• _TASK TO COMPLETE_
Word for word, restate every line of the material.

>>>>>

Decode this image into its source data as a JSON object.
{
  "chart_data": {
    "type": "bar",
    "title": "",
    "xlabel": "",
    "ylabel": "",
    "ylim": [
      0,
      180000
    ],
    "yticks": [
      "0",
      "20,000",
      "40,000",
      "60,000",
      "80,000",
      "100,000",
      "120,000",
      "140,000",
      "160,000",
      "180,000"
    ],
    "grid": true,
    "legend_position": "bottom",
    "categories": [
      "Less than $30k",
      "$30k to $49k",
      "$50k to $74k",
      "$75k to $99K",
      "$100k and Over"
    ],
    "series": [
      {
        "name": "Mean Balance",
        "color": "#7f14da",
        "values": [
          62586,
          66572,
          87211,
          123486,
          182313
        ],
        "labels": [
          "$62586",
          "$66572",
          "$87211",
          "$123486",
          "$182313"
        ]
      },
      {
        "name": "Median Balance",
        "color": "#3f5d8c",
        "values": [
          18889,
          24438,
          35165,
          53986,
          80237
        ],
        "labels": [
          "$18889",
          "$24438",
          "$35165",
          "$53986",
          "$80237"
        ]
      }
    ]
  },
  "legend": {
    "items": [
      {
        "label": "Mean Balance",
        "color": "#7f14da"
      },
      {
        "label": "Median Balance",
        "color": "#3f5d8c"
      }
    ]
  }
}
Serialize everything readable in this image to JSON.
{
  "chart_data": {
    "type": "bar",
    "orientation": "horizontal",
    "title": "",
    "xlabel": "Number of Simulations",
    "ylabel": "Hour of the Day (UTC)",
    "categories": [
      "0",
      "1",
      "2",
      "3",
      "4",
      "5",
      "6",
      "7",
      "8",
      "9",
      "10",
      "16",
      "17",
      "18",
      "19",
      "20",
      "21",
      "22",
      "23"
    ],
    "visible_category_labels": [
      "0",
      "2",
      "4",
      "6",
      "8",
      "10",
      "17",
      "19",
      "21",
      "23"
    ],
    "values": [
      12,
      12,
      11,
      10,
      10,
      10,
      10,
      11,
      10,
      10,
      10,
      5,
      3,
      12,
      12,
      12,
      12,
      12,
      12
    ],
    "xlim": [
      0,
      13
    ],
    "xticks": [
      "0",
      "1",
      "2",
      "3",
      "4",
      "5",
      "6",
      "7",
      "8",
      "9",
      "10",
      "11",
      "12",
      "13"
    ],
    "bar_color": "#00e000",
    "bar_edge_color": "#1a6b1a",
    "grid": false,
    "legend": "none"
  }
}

<<<<<

• _RESPONSE_
Decode this image into its source data as a JSON object.
{
  "chart_data": {
    "type": "bar",
    "title": "",
    "xlabel": "",
    "ylabel": "",
    "ylim": [
      0,
      180000
    ],
    "yticks": [
      "0",
      "20,000",
      "40,000",
      "60,000",
      "80,000",
      "100,000",
      "120,000",
      "140,000",
      "160,000",
      "180,000"
    ],
    "grid": true,
    "legend_position": "bottom",
    "categories": [
      "Less than $30k",
      "$30k to $49k",
      "$50k to $74k",
      "$75k to $99K",
      "$100k and Over"
    ],
    "series": [
      {
        "name": "Mean Balance",
        "color": "#7f14da",
        "values": [
          62586,
          66572,
          87211,
          123486,
          182313
        ],
        "labels": [
          "$62586",
          "$66572",
          "$87211",
          "$123486",
          "$182313"
        ]
      },
      {
        "name": "Median Balance",
        "color": "#3f5d8c",
        "values": [
          18889,
          24438,
          35165,
          53986,
          80237
        ],
        "labels": [
          "$18889",
          "$24438",
          "$35165",
          "$53986",
          "$80237"
        ]
      }
    ]
  },
  "legend": {
    "items": [
      {
        "label": "Mean Balance",
        "color": "#7f14da"
      },
      {
        "label": "Median Balance",
        "color": "#3f5d8c"
      }
    ]
  }
}
Serialize everything readable in this image to JSON.
{
  "chart_data": {
    "type": "bar",
    "orientation": "horizontal",
    "title": "",
    "xlabel": "Number of Simulations",
    "ylabel": "Hour of the Day (UTC)",
    "categories": [
      "0",
      "1",
      "2",
      "3",
      "4",
      "5",
      "6",
      "7",
      "8",
      "9",
      "10",
      "16",
      "17",
      "18",
      "19",
      "20",
      "21",
      "22",
      "23"
    ],
    "visible_category_labels": [
      "0",
      "2",
      "4",
      "6",
      "8",
      "10",
      "17",
      "19",
      "21",
      "23"
    ],
    "values": [
      12,
      12,
      11,
      10,
      10,
      10,
      10,
      11,
      10,
      10,
      10,
      5,
      3,
      12,
      12,
      12,
      12,
      12,
      12
    ],
    "xlim": [
      0,
      13
    ],
    "xticks": [
      "0",
      "1",
      "2",
      "3",
      "4",
      "5",
      "6",
      "7",
      "8",
      "9",
      "10",
      "11",
      "12",
      "13"
    ],
    "bar_color": "#00e000",
    "bar_edge_color": "#1a6b1a",
    "grid": false,
    "legend": "none"
  }
}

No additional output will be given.